Reproduce all of the listing below without alteration.
═══
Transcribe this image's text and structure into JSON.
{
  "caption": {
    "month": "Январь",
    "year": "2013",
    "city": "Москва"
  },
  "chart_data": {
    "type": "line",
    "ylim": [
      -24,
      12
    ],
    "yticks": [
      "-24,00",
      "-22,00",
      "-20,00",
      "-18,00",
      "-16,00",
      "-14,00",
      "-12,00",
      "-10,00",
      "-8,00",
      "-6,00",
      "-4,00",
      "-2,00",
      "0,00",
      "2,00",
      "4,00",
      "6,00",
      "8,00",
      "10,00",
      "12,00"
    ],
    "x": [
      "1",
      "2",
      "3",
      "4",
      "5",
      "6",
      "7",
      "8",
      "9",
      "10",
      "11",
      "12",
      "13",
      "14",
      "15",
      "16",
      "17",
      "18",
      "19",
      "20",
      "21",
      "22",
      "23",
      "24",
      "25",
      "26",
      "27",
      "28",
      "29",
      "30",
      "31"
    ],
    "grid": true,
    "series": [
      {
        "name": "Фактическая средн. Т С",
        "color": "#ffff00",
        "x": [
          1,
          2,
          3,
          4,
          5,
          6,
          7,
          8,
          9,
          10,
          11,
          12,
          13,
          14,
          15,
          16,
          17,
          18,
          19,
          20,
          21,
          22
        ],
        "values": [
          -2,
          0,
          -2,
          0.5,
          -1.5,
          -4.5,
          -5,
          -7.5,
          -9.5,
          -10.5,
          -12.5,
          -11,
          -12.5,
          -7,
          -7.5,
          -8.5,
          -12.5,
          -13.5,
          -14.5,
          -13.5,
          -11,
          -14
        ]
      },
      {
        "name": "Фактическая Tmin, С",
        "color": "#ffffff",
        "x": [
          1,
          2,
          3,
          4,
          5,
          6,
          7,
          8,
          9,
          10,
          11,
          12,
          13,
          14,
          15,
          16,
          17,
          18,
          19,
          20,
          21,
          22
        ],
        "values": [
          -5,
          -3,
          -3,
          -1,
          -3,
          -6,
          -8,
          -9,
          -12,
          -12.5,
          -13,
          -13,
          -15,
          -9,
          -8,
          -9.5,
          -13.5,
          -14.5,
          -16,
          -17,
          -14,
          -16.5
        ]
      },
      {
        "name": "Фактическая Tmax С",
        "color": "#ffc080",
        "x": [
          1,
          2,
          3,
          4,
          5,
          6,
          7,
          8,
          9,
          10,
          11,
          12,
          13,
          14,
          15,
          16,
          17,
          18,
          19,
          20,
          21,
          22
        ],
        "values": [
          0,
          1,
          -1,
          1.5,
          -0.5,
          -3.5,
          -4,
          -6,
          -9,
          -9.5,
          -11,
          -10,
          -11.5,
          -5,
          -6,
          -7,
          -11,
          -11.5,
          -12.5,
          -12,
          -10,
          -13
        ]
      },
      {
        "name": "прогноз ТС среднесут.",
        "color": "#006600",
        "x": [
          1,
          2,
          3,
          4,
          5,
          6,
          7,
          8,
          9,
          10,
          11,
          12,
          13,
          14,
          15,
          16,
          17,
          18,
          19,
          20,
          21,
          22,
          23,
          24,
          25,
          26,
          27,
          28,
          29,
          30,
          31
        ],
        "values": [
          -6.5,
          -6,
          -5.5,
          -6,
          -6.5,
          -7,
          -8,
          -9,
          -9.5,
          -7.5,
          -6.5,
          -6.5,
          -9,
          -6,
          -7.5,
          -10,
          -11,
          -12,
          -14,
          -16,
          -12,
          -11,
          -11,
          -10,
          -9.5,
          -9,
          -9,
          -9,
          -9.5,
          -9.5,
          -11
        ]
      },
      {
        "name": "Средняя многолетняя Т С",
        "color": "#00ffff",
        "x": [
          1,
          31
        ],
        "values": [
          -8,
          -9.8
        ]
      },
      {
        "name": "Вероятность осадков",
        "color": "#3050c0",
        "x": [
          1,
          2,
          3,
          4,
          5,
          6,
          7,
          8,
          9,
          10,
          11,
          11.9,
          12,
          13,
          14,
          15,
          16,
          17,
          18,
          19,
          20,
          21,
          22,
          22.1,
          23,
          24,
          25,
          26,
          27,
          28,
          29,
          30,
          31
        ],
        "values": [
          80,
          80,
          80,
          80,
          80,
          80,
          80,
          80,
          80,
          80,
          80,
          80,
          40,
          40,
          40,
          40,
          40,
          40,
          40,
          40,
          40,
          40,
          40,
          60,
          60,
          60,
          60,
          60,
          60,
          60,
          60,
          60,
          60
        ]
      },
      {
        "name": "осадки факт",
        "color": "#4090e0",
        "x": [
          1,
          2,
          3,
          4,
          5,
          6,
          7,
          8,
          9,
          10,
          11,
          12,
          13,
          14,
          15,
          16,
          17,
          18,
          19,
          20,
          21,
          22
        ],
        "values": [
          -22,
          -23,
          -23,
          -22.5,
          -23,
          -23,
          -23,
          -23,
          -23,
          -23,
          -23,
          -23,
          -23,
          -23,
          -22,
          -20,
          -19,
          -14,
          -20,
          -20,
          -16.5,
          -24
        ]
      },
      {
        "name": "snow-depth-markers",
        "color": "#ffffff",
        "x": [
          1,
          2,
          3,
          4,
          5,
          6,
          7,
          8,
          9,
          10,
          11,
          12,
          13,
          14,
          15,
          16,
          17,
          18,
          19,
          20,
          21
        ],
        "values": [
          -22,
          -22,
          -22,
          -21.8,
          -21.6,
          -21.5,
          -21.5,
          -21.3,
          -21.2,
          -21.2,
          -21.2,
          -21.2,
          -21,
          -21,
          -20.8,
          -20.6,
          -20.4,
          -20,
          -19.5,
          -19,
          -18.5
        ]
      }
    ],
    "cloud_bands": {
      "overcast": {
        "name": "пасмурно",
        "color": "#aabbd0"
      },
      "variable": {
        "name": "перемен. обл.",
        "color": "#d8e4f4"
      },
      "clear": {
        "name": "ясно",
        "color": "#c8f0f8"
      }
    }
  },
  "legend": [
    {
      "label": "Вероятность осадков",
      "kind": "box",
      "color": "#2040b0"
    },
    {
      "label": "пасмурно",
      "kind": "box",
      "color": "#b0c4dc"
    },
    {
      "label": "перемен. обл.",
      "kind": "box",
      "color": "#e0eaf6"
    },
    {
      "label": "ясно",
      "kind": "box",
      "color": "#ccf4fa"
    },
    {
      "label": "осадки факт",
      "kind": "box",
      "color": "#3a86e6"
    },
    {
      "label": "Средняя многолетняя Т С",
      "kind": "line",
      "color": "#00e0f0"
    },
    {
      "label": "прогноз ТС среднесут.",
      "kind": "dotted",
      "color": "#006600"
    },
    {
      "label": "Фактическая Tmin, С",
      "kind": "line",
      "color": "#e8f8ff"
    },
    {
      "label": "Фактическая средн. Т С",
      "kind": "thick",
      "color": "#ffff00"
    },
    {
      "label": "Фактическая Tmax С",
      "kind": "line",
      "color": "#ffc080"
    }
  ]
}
═══
Exercise output:
Transcribe this image's text and structure into JSON.
{
  "caption": {
    "month": "Январь",
    "year": "2013",
    "city": "Москва"
  },
  "chart_data": {
    "type": "line",
    "ylim": [
      -24,
      12
    ],
    "yticks": [
      "-24,00",
      "-22,00",
      "-20,00",
      "-18,00",
      "-16,00",
      "-14,00",
      "-12,00",
      "-10,00",
      "-8,00",
      "-6,00",
      "-4,00",
      "-2,00",
      "0,00",
      "2,00",
      "4,00",
      "6,00",
      "8,00",
      "10,00",
      "12,00"
    ],
    "x": [
      "1",
      "2",
      "3",
      "4",
      "5",
      "6",
      "7",
      "8",
      "9",
      "10",
      "11",
      "12",
      "13",
      "14",
      "15",
      "16",
      "17",
      "18",
      "19",
      "20",
      "21",
      "22",
      "23",
      "24",
      "25",
      "26",
      "27",
      "28",
      "29",
      "30",
      "31"
    ],
    "grid": true,
    "series": [
      {
        "name": "Фактическая средн. Т С",
        "color": "#ffff00",
        "x": [
          1,
          2,
          3,
          4,
          5,
          6,
          7,
          8,
          9,
          10,
          11,
          12,
          13,
          14,
          15,
          16,
          17,
          18,
          19,
          20,
          21,
          22
        ],
        "values": [
          -2,
          0,
          -2,
          0.5,
          -1.5,
          -4.5,
          -5,
          -7.5,
          -9.5,
          -10.5,
          -12.5,
          -11,
          -12.5,
          -7,
          -7.5,
          -8.5,
          -12.5,
          -13.5,
          -14.5,
          -13.5,
          -11,
          -14
        ]
      },
      {
        "name": "Фактическая Tmin, С",
        "color": "#ffffff",
        "x": [
          1,
          2,
          3,
          4,
          5,
          6,
          7,
          8,
          9,
          10,
          11,
          12,
          13,
          14,
          15,
          16,
          17,
          18,
          19,
          20,
          21,
          22
        ],
        "values": [
          -5,
          -3,
          -3,
          -1,
          -3,
          -6,
          -8,
          -9,
          -12,
          -12.5,
          -13,
          -13,
          -15,
          -9,
          -8,
          -9.5,
          -13.5,
          -14.5,
          -16,
          -17,
          -14,
          -16.5
        ]
      },
      {
        "name": "Фактическая Tmax С",
        "color": "#ffc080",
        "x": [
          1,
          2,
          3,
          4,
          5,
          6,
          7,
          8,
          9,
          10,
          11,
          12,
          13,
          14,
          15,
          16,
          17,
          18,
          19,
          20,
          21,
          22
        ],
        "values": [
          0,
          1,
          -1,
          1.5,
          -0.5,
          -3.5,
          -4,
          -6,
          -9,
          -9.5,
          -11,
          -10,
          -11.5,
          -5,
          -6,
          -7,
          -11,
          -11.5,
          -12.5,
          -12,
          -10,
          -13
        ]
      },
      {
        "name": "прогноз ТС среднесут.",
        "color": "#006600",
        "x": [
          1,
          2,
          3,
          4,
          5,
          6,
          7,
          8,
          9,
          10,
          11,
          12,
          13,
          14,
          15,
          16,
          17,
          18,
          19,
          20,
          21,
          22,
          23,
          24,
          25,
          26,
          27,
          28,
          29,
          30,
          31
        ],
        "values": [
          -6.5,
          -6,
          -5.5,
          -6,
          -6.5,
          -7,
          -8,
          -9,
          -9.5,
          -7.5,
          -6.5,
          -6.5,
          -9,
          -6,
          -7.5,
          -10,
          -11,
          -12,
          -14,
          -16,
          -12,
          -11,
          -11,
          -10,
          -9.5,
          -9,
          -9,
          -9,
          -9.5,
          -9.5,
          -11
        ]
      },
      {
        "name": "Средняя многолетняя Т С",
        "color": "#00ffff",
        "x": [
          1,
          31
        ],
        "values": [
          -8,
          -9.8
        ]
      },
      {
        "name": "Вероятность осадков",
        "color": "#3050c0",
        "x": [
          1,
          2,
          3,
          4,
          5,
          6,
          7,
          8,
          9,
          10,
          11,
          11.9,
          12,
          13,
          14,
          15,
          16,
          17,
          18,
          19,
          20,
          21,
          22,
          22.1,
          23,
          24,
          25,
          26,
          27,
          28,
          29,
          30,
          31
        ],
        "values": [
          80,
          80,
          80,
          80,
          80,
          80,
          80,
          80,
          80,
          80,
          80,
          80,
          40,
          40,
          40,
          40,
          40,
          40,
          40,
          40,
          40,
          40,
          40,
          60,
          60,
          60,
          60,
          60,
          60,
          60,
          60,
          60,
          60
        ]
      },
      {
        "name": "осадки факт",
        "color": "#4090e0",
        "x": [
          1,
          2,
          3,
          4,
          5,
          6,
          7,
          8,
          9,
          10,
          11,
          12,
          13,
          14,
          15,
          16,
          17,
          18,
          19,
          20,
          21,
          22
        ],
        "values": [
          -22,
          -23,
          -23,
          -22.5,
          -23,
          -23,
          -23,
          -23,
          -23,
          -23,
          -23,
          -23,
          -23,
          -23,
          -22,
          -20,
          -19,
          -14,
          -20,
          -20,
          -16.5,
          -24
        ]
      },
      {
        "name": "snow-depth-markers",
        "color": "#ffffff",
        "x": [
          1,
          2,
          3,
          4,
          5,
          6,
          7,
          8,
          9,
          10,
          11,
          12,
          13,
          14,
          15,
          16,
          17,
          18,
          19,
          20,
          21
        ],
        "values": [
          -22,
          -22,
          -22,
          -21.8,
          -21.6,
          -21.5,
          -21.5,
          -21.3,
          -21.2,
          -21.2,
          -21.2,
          -21.2,
          -21,
          -21,
          -20.8,
          -20.6,
          -20.4,
          -20,
          -19.5,
          -19,
          -18.5
        ]
      }
    ],
    "cloud_bands": {
      "overcast": {
        "name": "пасмурно",
        "color": "#aabbd0"
      },
      "variable": {
        "name": "перемен. обл.",
        "color": "#d8e4f4"
      },
      "clear": {
        "name": "ясно",
        "color": "#c8f0f8"
      }
    }
  },
  "legend": [
    {
      "label": "Вероятность осадков",
      "kind": "box",
      "color": "#2040b0"
    },
    {
      "label": "пасмурно",
      "kind": "box",
      "color": "#b0c4dc"
    },
    {
      "label": "перемен. обл.",
      "kind": "box",
      "color": "#e0eaf6"
    },
    {
      "label": "ясно",
      "kind": "box",
      "color": "#ccf4fa"
    },
    {
      "label": "осадки факт",
      "kind": "box",
      "color": "#3a86e6"
    },
    {
      "label": "Средняя многолетняя Т С",
      "kind": "line",
      "color": "#00e0f0"
    },
    {
      "label": "прогноз ТС среднесут.",
      "kind": "dotted",
      "color": "#006600"
    },
    {
      "label": "Фактическая Tmin, С",
      "kind": "line",
      "color": "#e8f8ff"
    },
    {
      "label": "Фактическая средн. Т С",
      "kind": "thick",
      "color": "#ffff00"
    },
    {
      "label": "Фактическая Tmax С",
      "kind": "line",
      "color": "#ffc080"
    }
  ]
}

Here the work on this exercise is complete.